- **What is needed**:
From the entries below, pull out each line where "William" appears.

- **Records for processing**:
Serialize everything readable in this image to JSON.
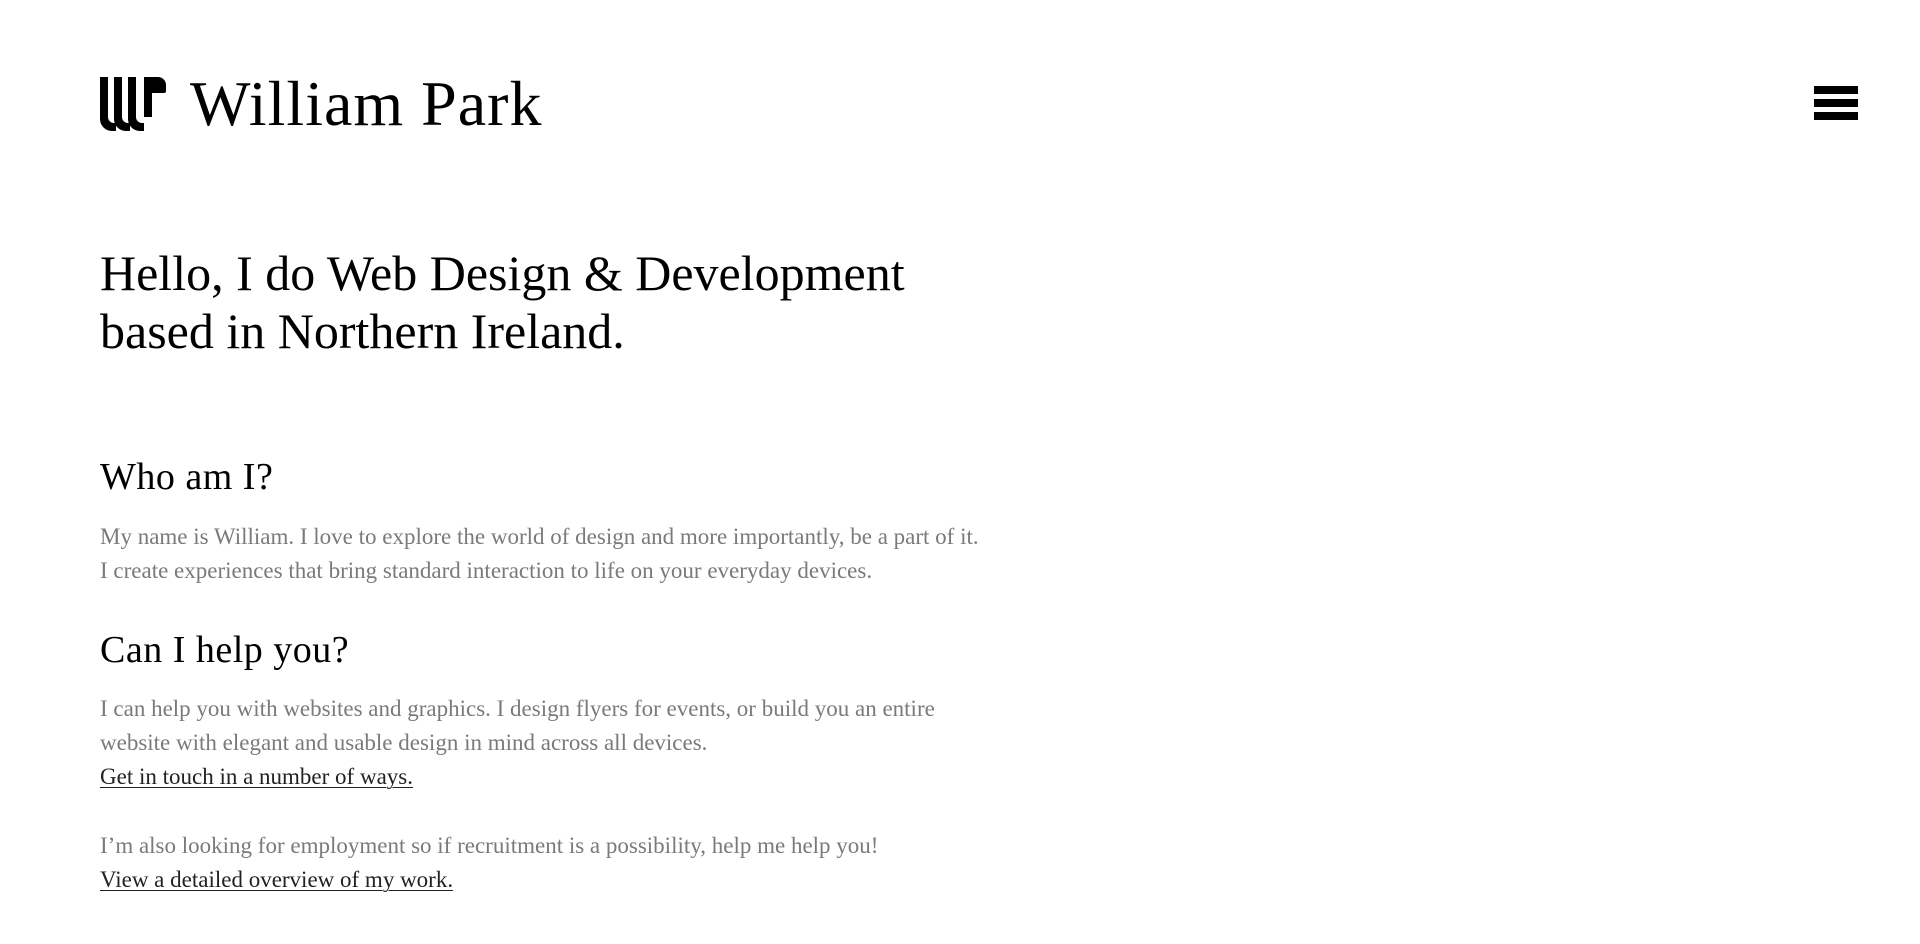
{
  "header": {
    "logo_icon": "wp-monogram-logo-icon",
    "title": "William Park",
    "menu_icon": "hamburger-menu-icon"
  },
  "intro": {
    "line1": "Hello, I do Web Design & Development",
    "line2": "based in Northern Ireland."
  },
  "who": {
    "heading": "Who am I?",
    "line1": "My name is William. I love to explore the world of design and more importantly, be a part of it.",
    "line2": "I create experiences that bring standard interaction to life on your everyday devices."
  },
  "help": {
    "heading": "Can I help you?",
    "line1": "I can help you with websites and graphics. I design flyers for events, or build you an entire",
    "line2": "website with elegant and usable design in mind across all devices.",
    "link": "Get in touch in a number of ways.",
    "employment": "I’m also looking for employment so if recruitment is a possibility, help me help you!",
    "work_link": "View a detailed overview of my work."
  },
  "colors": {
    "text": "#000000",
    "muted": "#7a7a7a",
    "background": "#ffffff"
  }
}
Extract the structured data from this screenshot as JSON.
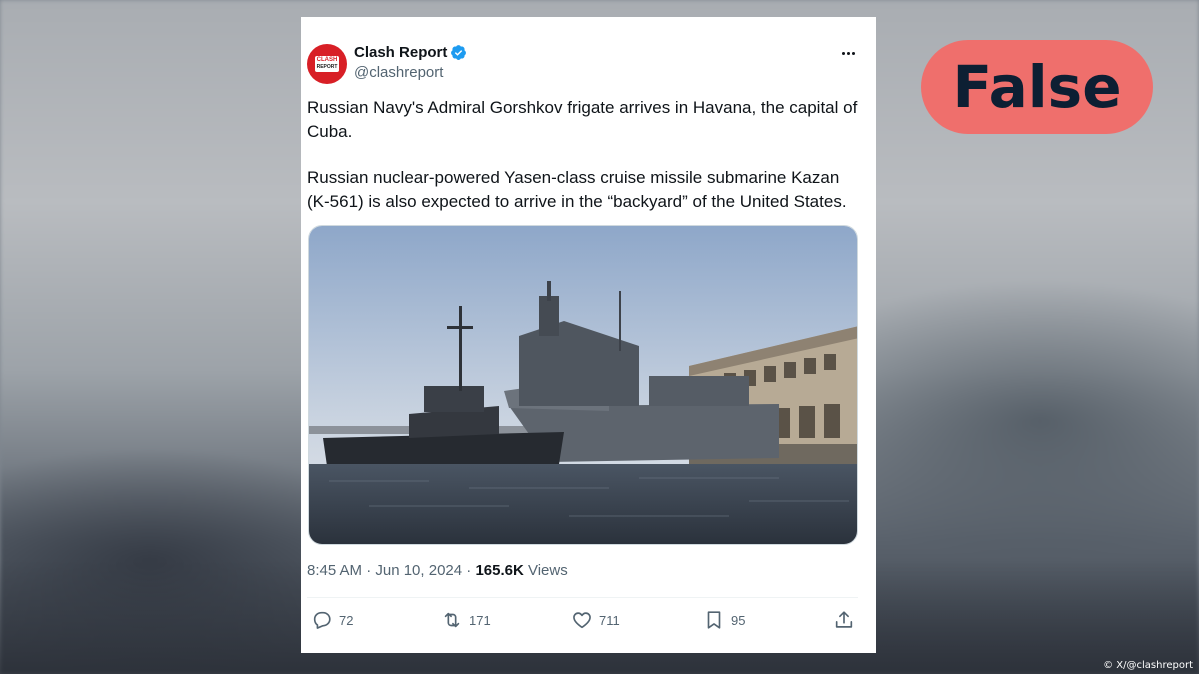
{
  "tweet": {
    "author_name": "Clash Report",
    "author_handle": "@clashreport",
    "avatar_text": [
      "CLASH",
      "REPORT"
    ],
    "paragraphs": [
      "Russian Navy's Admiral Gorshkov frigate arrives in Havana, the capital of Cuba.",
      "Russian nuclear-powered Yasen-class cruise missile submarine Kazan (K-561) is also expected to arrive in the “backyard” of the United States."
    ],
    "time": "8:45 AM · Jun 10, 2024 · ",
    "views_count": "165.6K",
    "views_label": " Views",
    "actions": {
      "replies": "72",
      "reposts": "171",
      "likes": "711",
      "bookmarks": "95"
    }
  },
  "verdict": "False",
  "credit": "© X/@clashreport",
  "colors": {
    "verdict_bg": "#ef6f6c",
    "verdict_text": "#0d1f33",
    "verified": "#1d9bf0",
    "avatar": "#d81f26"
  },
  "icons": [
    "more-icon",
    "verified-icon",
    "reply-icon",
    "repost-icon",
    "like-icon",
    "bookmark-icon",
    "share-icon"
  ]
}
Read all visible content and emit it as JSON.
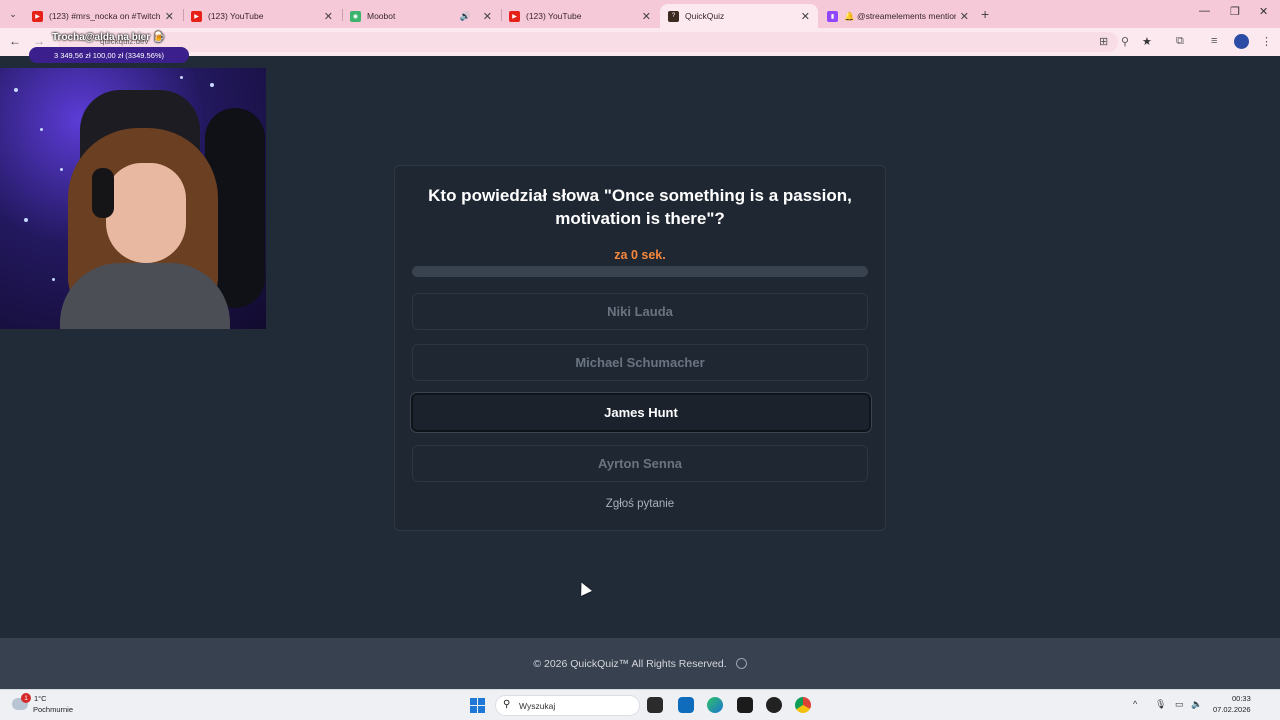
{
  "browser": {
    "tabs": [
      {
        "title": "(123) #mrs_nocka on #Twitch |",
        "icon": "youtube-icon",
        "color": "#e62117"
      },
      {
        "title": "(123) YouTube",
        "icon": "youtube-icon",
        "color": "#e62117"
      },
      {
        "title": "Moobot",
        "icon": "moobot-icon",
        "color": "#3db46d",
        "muted": true
      },
      {
        "title": "(123) YouTube",
        "icon": "youtube-icon",
        "color": "#e62117"
      },
      {
        "title": "QuickQuiz",
        "icon": "quickquiz-icon",
        "color": "#3a2a20",
        "active": true
      },
      {
        "title": "🔔 @streamelements mention",
        "icon": "twitch-icon",
        "color": "#9146ff"
      }
    ],
    "url": "quickquiz.dev"
  },
  "donation": {
    "title": "Trocha@alda na bier 🍺",
    "amounts": "3 349,56 zł  100,00 zł (3349.56%)"
  },
  "quiz": {
    "question": "Kto powiedział słowa \"Once something is a passion, motivation is there\"?",
    "timer": "za 0 sek.",
    "progress": 0,
    "answers": [
      {
        "label": "Niki Lauda",
        "selected": false
      },
      {
        "label": "Michael Schumacher",
        "selected": false
      },
      {
        "label": "James Hunt",
        "selected": true
      },
      {
        "label": "Ayrton Senna",
        "selected": false
      }
    ],
    "report_label": "Zgłoś pytanie",
    "accent": "#f5883c"
  },
  "footer": {
    "text": "© 2026  QuickQuiz™ All Rights Reserved."
  },
  "taskbar": {
    "weather_temp": "1°C",
    "weather_desc": "Pochmurnie",
    "weather_badge": "1",
    "search_placeholder": "Wyszukaj",
    "time": "00:33",
    "date": "07.02.2026"
  }
}
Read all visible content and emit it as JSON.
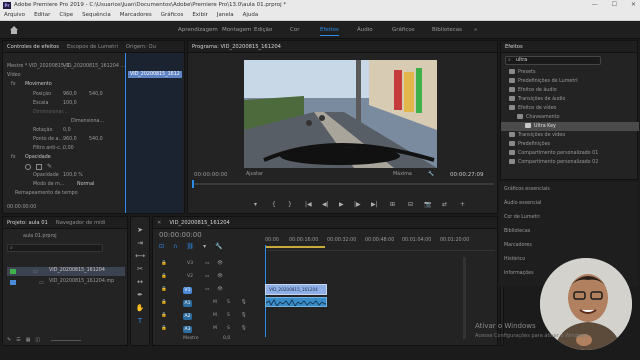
{
  "window": {
    "title": "Adobe Premiere Pro 2019 - C:\\Usuarios\\Juan\\Documentos\\Adobe\\Premiere Pro\\13.0\\aula 01.prproj *",
    "app_icon": "Pr",
    "controls": [
      "—",
      "☐",
      "✕"
    ]
  },
  "menu": [
    "Arquivo",
    "Editar",
    "Clipe",
    "Sequência",
    "Marcadores",
    "Gráficos",
    "Exibir",
    "Janela",
    "Ajuda"
  ],
  "workspaces": {
    "home_icon": "home-icon",
    "tabs": [
      "Aprendizagem",
      "Montagem",
      "Edição",
      "Cor",
      "Efeitos",
      "Áudio",
      "Gráficos",
      "Bibliotecas"
    ],
    "active": "Efeitos",
    "more": "»"
  },
  "effect_controls": {
    "tabs": [
      "Controles de efeitos",
      "Escopos de Lumetri",
      "Origem: Ou"
    ],
    "master": "Mestre * VID_20200815_1...",
    "clip": "VID_20200815_161204 ...",
    "clip_badge": "VID_20200815_1612",
    "section": "Vídeo",
    "movement": "Movimento",
    "position_label": "Posição",
    "position_x": "960,0",
    "position_y": "540,0",
    "scale_label": "Escala",
    "scale_value": "100,0",
    "scale_width_label": "Dimensionar...",
    "uniform_label": "Dimensiona...",
    "rotation_label": "Rotação",
    "rotation_value": "0,0",
    "anchor_label": "Ponto de a...",
    "anchor_x": "960,0",
    "anchor_y": "540,0",
    "flicker_label": "Filtro anti-c...",
    "flicker_value": "0,00",
    "opacity_section": "Opacidade",
    "opacity_label": "Opacidade",
    "opacity_value": "100,0 %",
    "blend_label": "Modo de m...",
    "blend_value": "Normal",
    "remap_label": "Remapeamento de tempo",
    "timecode": "00:00:00:00"
  },
  "program_monitor": {
    "tab": "Programa: VID_20200815_161204",
    "timecode_in": "00:00:00:00",
    "fit_label": "Ajustar",
    "quality_label": "Máxima",
    "timecode_out": "00:00:27:09",
    "buttons": [
      "▾",
      "{",
      "}",
      "|◀",
      "◀|",
      "▶",
      "|▶",
      "▶|",
      "⊞",
      "⊟",
      "📷",
      "⇄",
      "+"
    ]
  },
  "project": {
    "tabs": [
      "Projeto: aula 01",
      "Navegador de mídi"
    ],
    "filename": "aula 01.prproj",
    "search_placeholder": "",
    "items_count": "",
    "items": [
      {
        "name": "VID_20200815_161204",
        "color": "#3fb04a"
      },
      {
        "name": "VID_20200815_161204.mp",
        "color": "#4a8ad9"
      }
    ]
  },
  "timeline": {
    "tab": "VID_20200815_161204",
    "timecode": "00:00:00:00",
    "ruler": [
      "00:00",
      "00:00:16:00",
      "00:00:32:00",
      "00:00:48:00",
      "00:01:04:00",
      "00:01:20:00"
    ],
    "video_tracks": [
      "V3",
      "V2",
      "V1"
    ],
    "audio_tracks": [
      "A1",
      "A2",
      "A3"
    ],
    "master_label": "Mestre",
    "master_value": "0,0",
    "video_clip": "VID_20200815_161204",
    "audio_clip": "",
    "track_letters": {
      "mute": "M",
      "solo": "S"
    }
  },
  "effects_panel": {
    "tab": "Efeitos",
    "search_value": "ultra",
    "items": [
      {
        "label": "Presets",
        "level": 0
      },
      {
        "label": "Predefinições de Lumetri",
        "level": 0
      },
      {
        "label": "Efeitos de áudio",
        "level": 0
      },
      {
        "label": "Transições de áudio",
        "level": 0
      },
      {
        "label": "Efeitos de vídeo",
        "level": 0
      },
      {
        "label": "Chaveamento",
        "level": 1
      },
      {
        "label": "Ultra Key",
        "level": 2
      },
      {
        "label": "Transições de vídeo",
        "level": 0
      },
      {
        "label": "Predefinições",
        "level": 0
      },
      {
        "label": "Compartimento personalizado 01",
        "level": 0
      },
      {
        "label": "Compartimento personalizado 02",
        "level": 0
      }
    ],
    "side_panels": [
      "Gráficos essenciais",
      "Áudio essencial",
      "Cor de Lumetri",
      "Bibliotecas",
      "Marcadores",
      "Histórico",
      "Informações"
    ]
  },
  "watermark": {
    "line1": "Ativar o Windows",
    "line2": "Acesse Configurações para ativar o Windows."
  },
  "colors": {
    "accent": "#2d8ceb",
    "clip_video": "#8fb0e6",
    "clip_audio": "#3a8cc9",
    "label_green": "#3fb04a"
  }
}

- **Reply**:
    "title": "William Park",
    "line1": "My name is William. I love to explore the world of design and more importantly, be a part of it.",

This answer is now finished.